▶ The exercise
Please give the listing again, word for word, with nothing left out.

▶ Data excerpts

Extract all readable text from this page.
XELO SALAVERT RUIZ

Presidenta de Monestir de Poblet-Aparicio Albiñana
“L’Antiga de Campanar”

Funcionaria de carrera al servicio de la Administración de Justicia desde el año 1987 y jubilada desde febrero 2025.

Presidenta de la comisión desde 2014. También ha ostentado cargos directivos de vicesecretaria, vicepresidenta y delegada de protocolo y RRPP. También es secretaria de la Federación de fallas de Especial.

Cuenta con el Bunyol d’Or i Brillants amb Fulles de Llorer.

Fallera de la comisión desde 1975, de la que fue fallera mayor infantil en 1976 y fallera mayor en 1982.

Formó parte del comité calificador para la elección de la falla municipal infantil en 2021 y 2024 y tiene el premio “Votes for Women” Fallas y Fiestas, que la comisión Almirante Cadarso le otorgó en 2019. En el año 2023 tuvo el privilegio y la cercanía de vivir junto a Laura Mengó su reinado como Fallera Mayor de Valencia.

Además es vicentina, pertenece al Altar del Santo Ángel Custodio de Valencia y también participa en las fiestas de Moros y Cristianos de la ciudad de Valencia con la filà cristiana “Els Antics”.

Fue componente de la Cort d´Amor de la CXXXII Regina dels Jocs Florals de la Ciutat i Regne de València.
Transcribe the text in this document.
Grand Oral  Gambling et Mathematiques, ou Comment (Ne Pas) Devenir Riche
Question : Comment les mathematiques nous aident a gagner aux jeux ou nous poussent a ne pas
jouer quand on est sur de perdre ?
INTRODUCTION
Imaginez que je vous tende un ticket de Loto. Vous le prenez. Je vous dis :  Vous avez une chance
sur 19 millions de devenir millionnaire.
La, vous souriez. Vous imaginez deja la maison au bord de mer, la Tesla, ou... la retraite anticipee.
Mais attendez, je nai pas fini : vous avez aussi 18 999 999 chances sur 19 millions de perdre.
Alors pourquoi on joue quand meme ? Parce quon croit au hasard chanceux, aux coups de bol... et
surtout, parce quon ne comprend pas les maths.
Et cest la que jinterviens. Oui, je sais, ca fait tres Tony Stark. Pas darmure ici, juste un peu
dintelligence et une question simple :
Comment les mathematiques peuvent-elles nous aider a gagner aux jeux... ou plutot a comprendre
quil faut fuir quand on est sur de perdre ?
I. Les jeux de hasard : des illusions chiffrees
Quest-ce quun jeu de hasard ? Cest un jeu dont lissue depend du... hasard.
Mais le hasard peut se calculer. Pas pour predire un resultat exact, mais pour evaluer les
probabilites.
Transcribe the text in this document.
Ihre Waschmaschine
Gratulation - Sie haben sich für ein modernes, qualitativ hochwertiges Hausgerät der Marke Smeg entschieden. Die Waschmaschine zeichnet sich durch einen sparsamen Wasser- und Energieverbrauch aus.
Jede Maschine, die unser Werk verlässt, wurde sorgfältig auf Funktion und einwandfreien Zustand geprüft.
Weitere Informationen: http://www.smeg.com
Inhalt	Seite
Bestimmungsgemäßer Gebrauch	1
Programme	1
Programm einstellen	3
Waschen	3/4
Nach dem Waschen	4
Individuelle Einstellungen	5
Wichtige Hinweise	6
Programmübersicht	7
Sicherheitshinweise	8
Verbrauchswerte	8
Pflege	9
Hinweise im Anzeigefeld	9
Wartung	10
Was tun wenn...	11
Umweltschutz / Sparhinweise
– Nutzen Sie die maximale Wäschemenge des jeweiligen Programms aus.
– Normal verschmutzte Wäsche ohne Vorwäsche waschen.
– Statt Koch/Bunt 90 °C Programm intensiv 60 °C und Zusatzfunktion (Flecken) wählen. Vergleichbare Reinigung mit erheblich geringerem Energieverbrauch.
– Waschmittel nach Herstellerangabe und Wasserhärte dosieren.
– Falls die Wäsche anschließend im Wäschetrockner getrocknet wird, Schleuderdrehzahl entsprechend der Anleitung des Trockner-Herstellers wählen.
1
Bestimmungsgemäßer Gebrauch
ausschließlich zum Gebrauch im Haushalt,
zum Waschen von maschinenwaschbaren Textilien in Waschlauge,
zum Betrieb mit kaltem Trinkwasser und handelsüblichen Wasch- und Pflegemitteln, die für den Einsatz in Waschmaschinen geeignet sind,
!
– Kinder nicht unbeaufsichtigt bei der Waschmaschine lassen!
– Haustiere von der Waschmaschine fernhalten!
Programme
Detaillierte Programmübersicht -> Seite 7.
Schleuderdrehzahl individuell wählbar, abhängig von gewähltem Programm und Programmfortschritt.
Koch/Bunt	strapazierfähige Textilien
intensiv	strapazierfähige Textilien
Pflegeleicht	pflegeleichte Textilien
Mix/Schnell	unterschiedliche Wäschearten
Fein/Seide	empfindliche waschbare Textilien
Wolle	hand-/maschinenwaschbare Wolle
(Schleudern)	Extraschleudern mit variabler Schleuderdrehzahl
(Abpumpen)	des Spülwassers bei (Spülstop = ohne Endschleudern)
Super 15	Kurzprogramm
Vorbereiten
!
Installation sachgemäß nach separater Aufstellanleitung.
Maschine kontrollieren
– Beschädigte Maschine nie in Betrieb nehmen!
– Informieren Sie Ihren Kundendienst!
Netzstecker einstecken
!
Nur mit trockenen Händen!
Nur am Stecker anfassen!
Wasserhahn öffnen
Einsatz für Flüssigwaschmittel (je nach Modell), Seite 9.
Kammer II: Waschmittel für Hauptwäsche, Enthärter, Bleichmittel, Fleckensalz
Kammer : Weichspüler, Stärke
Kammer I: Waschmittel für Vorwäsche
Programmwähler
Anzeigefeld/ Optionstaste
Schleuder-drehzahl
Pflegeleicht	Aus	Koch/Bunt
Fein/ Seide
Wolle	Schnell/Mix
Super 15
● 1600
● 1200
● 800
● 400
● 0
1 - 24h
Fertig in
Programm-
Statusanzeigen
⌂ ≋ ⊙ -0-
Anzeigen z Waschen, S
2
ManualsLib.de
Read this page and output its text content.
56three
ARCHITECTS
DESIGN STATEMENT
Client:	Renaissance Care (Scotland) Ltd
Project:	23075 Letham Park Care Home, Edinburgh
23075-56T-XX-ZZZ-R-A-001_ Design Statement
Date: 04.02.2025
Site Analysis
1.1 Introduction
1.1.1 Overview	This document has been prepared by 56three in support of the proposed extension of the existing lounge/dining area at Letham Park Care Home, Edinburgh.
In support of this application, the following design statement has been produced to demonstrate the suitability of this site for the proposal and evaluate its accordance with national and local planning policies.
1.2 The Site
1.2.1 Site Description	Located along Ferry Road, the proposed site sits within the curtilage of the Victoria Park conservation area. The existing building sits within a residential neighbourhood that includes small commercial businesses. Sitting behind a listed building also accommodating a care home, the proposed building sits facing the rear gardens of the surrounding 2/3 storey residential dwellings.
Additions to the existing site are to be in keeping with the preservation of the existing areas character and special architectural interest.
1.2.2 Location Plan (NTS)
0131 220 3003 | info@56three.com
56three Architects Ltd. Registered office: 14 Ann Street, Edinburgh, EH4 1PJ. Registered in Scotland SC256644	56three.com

▶ Result of the task
Extract all readable text from this page.
XELO SALAVERT RUIZ

Presidenta de Monestir de Poblet-Aparicio Albiñana
“L’Antiga de Campanar”

Funcionaria de carrera al servicio de la Administración de Justicia desde el año 1987 y jubilada desde febrero 2025.

Presidenta de la comisión desde 2014. También ha ostentado cargos directivos de vicesecretaria, vicepresidenta y delegada de protocolo y RRPP. También es secretaria de la Federación de fallas de Especial.

Cuenta con el Bunyol d’Or i Brillants amb Fulles de Llorer.

Fallera de la comisión desde 1975, de la que fue fallera mayor infantil en 1976 y fallera mayor en 1982.

Formó parte del comité calificador para la elección de la falla municipal infantil en 2021 y 2024 y tiene el premio “Votes for Women” Fallas y Fiestas, que la comisión Almirante Cadarso le otorgó en 2019. En el año 2023 tuvo el privilegio y la cercanía de vivir junto a Laura Mengó su reinado como Fallera Mayor de Valencia.

Además es vicentina, pertenece al Altar del Santo Ángel Custodio de Valencia y también participa en las fiestas de Moros y Cristianos de la ciudad de Valencia con la filà cristiana “Els Antics”.

Fue componente de la Cort d´Amor de la CXXXII Regina dels Jocs Florals de la Ciutat i Regne de València.
Transcribe the text in this document.
Grand Oral  Gambling et Mathematiques, ou Comment (Ne Pas) Devenir Riche
Question : Comment les mathematiques nous aident a gagner aux jeux ou nous poussent a ne pas
jouer quand on est sur de perdre ?
INTRODUCTION
Imaginez que je vous tende un ticket de Loto. Vous le prenez. Je vous dis :  Vous avez une chance
sur 19 millions de devenir millionnaire.
La, vous souriez. Vous imaginez deja la maison au bord de mer, la Tesla, ou... la retraite anticipee.
Mais attendez, je nai pas fini : vous avez aussi 18 999 999 chances sur 19 millions de perdre.
Alors pourquoi on joue quand meme ? Parce quon croit au hasard chanceux, aux coups de bol... et
surtout, parce quon ne comprend pas les maths.
Et cest la que jinterviens. Oui, je sais, ca fait tres Tony Stark. Pas darmure ici, juste un peu
dintelligence et une question simple :
Comment les mathematiques peuvent-elles nous aider a gagner aux jeux... ou plutot a comprendre
quil faut fuir quand on est sur de perdre ?
I. Les jeux de hasard : des illusions chiffrees
Quest-ce quun jeu de hasard ? Cest un jeu dont lissue depend du... hasard.
Mais le hasard peut se calculer. Pas pour predire un resultat exact, mais pour evaluer les
probabilites.
Transcribe the text in this document.
Ihre Waschmaschine
Gratulation - Sie haben sich für ein modernes, qualitativ hochwertiges Hausgerät der Marke Smeg entschieden. Die Waschmaschine zeichnet sich durch einen sparsamen Wasser- und Energieverbrauch aus.
Jede Maschine, die unser Werk verlässt, wurde sorgfältig auf Funktion und einwandfreien Zustand geprüft.
Weitere Informationen: http://www.smeg.com
Inhalt	Seite
Bestimmungsgemäßer Gebrauch	1
Programme	1
Programm einstellen	3
Waschen	3/4
Nach dem Waschen	4
Individuelle Einstellungen	5
Wichtige Hinweise	6
Programmübersicht	7
Sicherheitshinweise	8
Verbrauchswerte	8
Pflege	9
Hinweise im Anzeigefeld	9
Wartung	10
Was tun wenn...	11
Umweltschutz / Sparhinweise
– Nutzen Sie die maximale Wäschemenge des jeweiligen Programms aus.
– Normal verschmutzte Wäsche ohne Vorwäsche waschen.
– Statt Koch/Bunt 90 °C Programm intensiv 60 °C und Zusatzfunktion (Flecken) wählen. Vergleichbare Reinigung mit erheblich geringerem Energieverbrauch.
– Waschmittel nach Herstellerangabe und Wasserhärte dosieren.
– Falls die Wäsche anschließend im Wäschetrockner getrocknet wird, Schleuderdrehzahl entsprechend der Anleitung des Trockner-Herstellers wählen.
1
Bestimmungsgemäßer Gebrauch
ausschließlich zum Gebrauch im Haushalt,
zum Waschen von maschinenwaschbaren Textilien in Waschlauge,
zum Betrieb mit kaltem Trinkwasser und handelsüblichen Wasch- und Pflegemitteln, die für den Einsatz in Waschmaschinen geeignet sind,
!
– Kinder nicht unbeaufsichtigt bei der Waschmaschine lassen!
– Haustiere von der Waschmaschine fernhalten!
Programme
Detaillierte Programmübersicht -> Seite 7.
Schleuderdrehzahl individuell wählbar, abhängig von gewähltem Programm und Programmfortschritt.
Koch/Bunt	strapazierfähige Textilien
intensiv	strapazierfähige Textilien
Pflegeleicht	pflegeleichte Textilien
Mix/Schnell	unterschiedliche Wäschearten
Fein/Seide	empfindliche waschbare Textilien
Wolle	hand-/maschinenwaschbare Wolle
(Schleudern)	Extraschleudern mit variabler Schleuderdrehzahl
(Abpumpen)	des Spülwassers bei (Spülstop = ohne Endschleudern)
Super 15	Kurzprogramm
Vorbereiten
!
Installation sachgemäß nach separater Aufstellanleitung.
Maschine kontrollieren
– Beschädigte Maschine nie in Betrieb nehmen!
– Informieren Sie Ihren Kundendienst!
Netzstecker einstecken
!
Nur mit trockenen Händen!
Nur am Stecker anfassen!
Wasserhahn öffnen
Einsatz für Flüssigwaschmittel (je nach Modell), Seite 9.
Kammer II: Waschmittel für Hauptwäsche, Enthärter, Bleichmittel, Fleckensalz
Kammer : Weichspüler, Stärke
Kammer I: Waschmittel für Vorwäsche
Programmwähler
Anzeigefeld/ Optionstaste
Schleuder-drehzahl
Pflegeleicht	Aus	Koch/Bunt
Fein/ Seide
Wolle	Schnell/Mix
Super 15
● 1600
● 1200
● 800
● 400
● 0
1 - 24h
Fertig in
Programm-
Statusanzeigen
⌂ ≋ ⊙ -0-
Anzeigen z Waschen, S
2
ManualsLib.de
Read this page and output its text content.
56three
ARCHITECTS
DESIGN STATEMENT
Client:	Renaissance Care (Scotland) Ltd
Project:	23075 Letham Park Care Home, Edinburgh
23075-56T-XX-ZZZ-R-A-001_ Design Statement
Date: 04.02.2025
Site Analysis
1.1 Introduction
1.1.1 Overview	This document has been prepared by 56three in support of the proposed extension of the existing lounge/dining area at Letham Park Care Home, Edinburgh.
In support of this application, the following design statement has been produced to demonstrate the suitability of this site for the proposal and evaluate its accordance with national and local planning policies.
1.2 The Site
1.2.1 Site Description	Located along Ferry Road, the proposed site sits within the curtilage of the Victoria Park conservation area. The existing building sits within a residential neighbourhood that includes small commercial businesses. Sitting behind a listed building also accommodating a care home, the proposed building sits facing the rear gardens of the surrounding 2/3 storey residential dwellings.
Additions to the existing site are to be in keeping with the preservation of the existing areas character and special architectural interest.
1.2.2 Location Plan (NTS)
0131 220 3003 | info@56three.com
56three Architects Ltd. Registered office: 14 Ann Street, Edinburgh, EH4 1PJ. Registered in Scotland SC256644	56three.com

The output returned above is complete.